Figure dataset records
■ ■ ■ ■

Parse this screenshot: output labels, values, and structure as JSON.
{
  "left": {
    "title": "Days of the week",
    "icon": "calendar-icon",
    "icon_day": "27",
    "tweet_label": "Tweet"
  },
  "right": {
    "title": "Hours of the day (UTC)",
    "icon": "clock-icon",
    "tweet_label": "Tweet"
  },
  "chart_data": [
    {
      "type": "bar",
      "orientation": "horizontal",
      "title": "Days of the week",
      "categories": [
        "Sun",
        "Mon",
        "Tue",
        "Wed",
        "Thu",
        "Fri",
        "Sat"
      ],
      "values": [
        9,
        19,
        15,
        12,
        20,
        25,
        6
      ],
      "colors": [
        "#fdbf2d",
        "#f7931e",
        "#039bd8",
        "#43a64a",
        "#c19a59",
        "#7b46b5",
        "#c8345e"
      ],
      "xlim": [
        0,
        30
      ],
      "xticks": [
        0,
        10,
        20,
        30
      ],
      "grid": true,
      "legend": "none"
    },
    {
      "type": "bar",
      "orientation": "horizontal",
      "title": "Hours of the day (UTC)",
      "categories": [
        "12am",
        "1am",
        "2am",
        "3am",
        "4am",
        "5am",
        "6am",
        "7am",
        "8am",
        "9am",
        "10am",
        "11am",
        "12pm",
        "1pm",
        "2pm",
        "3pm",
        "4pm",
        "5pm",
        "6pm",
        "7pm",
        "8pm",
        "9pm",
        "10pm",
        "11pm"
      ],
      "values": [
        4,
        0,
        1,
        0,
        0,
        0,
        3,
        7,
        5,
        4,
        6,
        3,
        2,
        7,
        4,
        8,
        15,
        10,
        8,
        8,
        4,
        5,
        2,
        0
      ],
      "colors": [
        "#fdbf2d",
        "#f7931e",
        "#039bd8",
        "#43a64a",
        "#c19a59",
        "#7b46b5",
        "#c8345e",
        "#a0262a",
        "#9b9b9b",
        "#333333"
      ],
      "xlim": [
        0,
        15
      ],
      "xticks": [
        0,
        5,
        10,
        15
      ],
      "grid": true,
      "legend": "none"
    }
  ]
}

■ ■ ■ ■

• [TASK INSTRUCTIONS]
Give every line of the material again, exactly as it reads.

• [RESULT]
Parse this screenshot: output labels, values, and structure as JSON.
{
  "left": {
    "title": "Days of the week",
    "icon": "calendar-icon",
    "icon_day": "27",
    "tweet_label": "Tweet"
  },
  "right": {
    "title": "Hours of the day (UTC)",
    "icon": "clock-icon",
    "tweet_label": "Tweet"
  },
  "chart_data": [
    {
      "type": "bar",
      "orientation": "horizontal",
      "title": "Days of the week",
      "categories": [
        "Sun",
        "Mon",
        "Tue",
        "Wed",
        "Thu",
        "Fri",
        "Sat"
      ],
      "values": [
        9,
        19,
        15,
        12,
        20,
        25,
        6
      ],
      "colors": [
        "#fdbf2d",
        "#f7931e",
        "#039bd8",
        "#43a64a",
        "#c19a59",
        "#7b46b5",
        "#c8345e"
      ],
      "xlim": [
        0,
        30
      ],
      "xticks": [
        0,
        10,
        20,
        30
      ],
      "grid": true,
      "legend": "none"
    },
    {
      "type": "bar",
      "orientation": "horizontal",
      "title": "Hours of the day (UTC)",
      "categories": [
        "12am",
        "1am",
        "2am",
        "3am",
        "4am",
        "5am",
        "6am",
        "7am",
        "8am",
        "9am",
        "10am",
        "11am",
        "12pm",
        "1pm",
        "2pm",
        "3pm",
        "4pm",
        "5pm",
        "6pm",
        "7pm",
        "8pm",
        "9pm",
        "10pm",
        "11pm"
      ],
      "values": [
        4,
        0,
        1,
        0,
        0,
        0,
        3,
        7,
        5,
        4,
        6,
        3,
        2,
        7,
        4,
        8,
        15,
        10,
        8,
        8,
        4,
        5,
        2,
        0
      ],
      "colors": [
        "#fdbf2d",
        "#f7931e",
        "#039bd8",
        "#43a64a",
        "#c19a59",
        "#7b46b5",
        "#c8345e",
        "#a0262a",
        "#9b9b9b",
        "#333333"
      ],
      "xlim": [
        0,
        15
      ],
      "xticks": [
        0,
        5,
        10,
        15
      ],
      "grid": true,
      "legend": "none"
    }
  ]
}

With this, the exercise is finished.